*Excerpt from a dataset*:
* * *
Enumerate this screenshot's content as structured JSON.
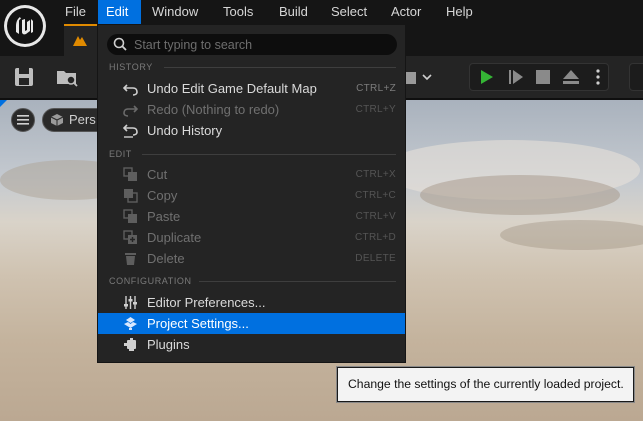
{
  "menubar": {
    "items": [
      "File",
      "Edit",
      "Window",
      "Tools",
      "Build",
      "Select",
      "Actor",
      "Help"
    ],
    "active": "Edit"
  },
  "viewport": {
    "perspective_label": "Pers"
  },
  "dropdown": {
    "search_placeholder": "Start typing to search",
    "sections": {
      "history": "HISTORY",
      "edit": "EDIT",
      "configuration": "CONFIGURATION"
    },
    "items": [
      {
        "label": "Undo Edit Game Default Map",
        "shortcut": "CTRL+Z",
        "icon": "undo-icon",
        "enabled": true
      },
      {
        "label": "Redo (Nothing to redo)",
        "shortcut": "CTRL+Y",
        "icon": "redo-icon",
        "enabled": false
      },
      {
        "label": "Undo History",
        "shortcut": "",
        "icon": "undo-history-icon",
        "enabled": true
      },
      {
        "label": "Cut",
        "shortcut": "CTRL+X",
        "icon": "cut-icon",
        "enabled": false
      },
      {
        "label": "Copy",
        "shortcut": "CTRL+C",
        "icon": "copy-icon",
        "enabled": false
      },
      {
        "label": "Paste",
        "shortcut": "CTRL+V",
        "icon": "paste-icon",
        "enabled": false
      },
      {
        "label": "Duplicate",
        "shortcut": "CTRL+D",
        "icon": "duplicate-icon",
        "enabled": false
      },
      {
        "label": "Delete",
        "shortcut": "DELETE",
        "icon": "trash-icon",
        "enabled": false
      },
      {
        "label": "Editor Preferences...",
        "shortcut": "",
        "icon": "sliders-icon",
        "enabled": true
      },
      {
        "label": "Project Settings...",
        "shortcut": "",
        "icon": "project-settings-icon",
        "enabled": true,
        "highlighted": true
      },
      {
        "label": "Plugins",
        "shortcut": "",
        "icon": "plugin-icon",
        "enabled": true
      }
    ]
  },
  "tooltip": {
    "text": "Change the settings of the currently loaded project."
  },
  "colors": {
    "accent": "#0070e0",
    "menu_bg": "#242424",
    "play_green": "#35b535",
    "level_tab_orange": "#e08a00"
  }
}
* * *
*DO THIS*: Above are the records; copy every line in them that holds the word "CTRL".

*ANSWER TO THIS TASK*:
        "shortcut": "CTRL+Z",
        "shortcut": "CTRL+Y",
        "shortcut": "CTRL+X",
        "shortcut": "CTRL+C",
        "shortcut": "CTRL+V",
        "shortcut": "CTRL+D",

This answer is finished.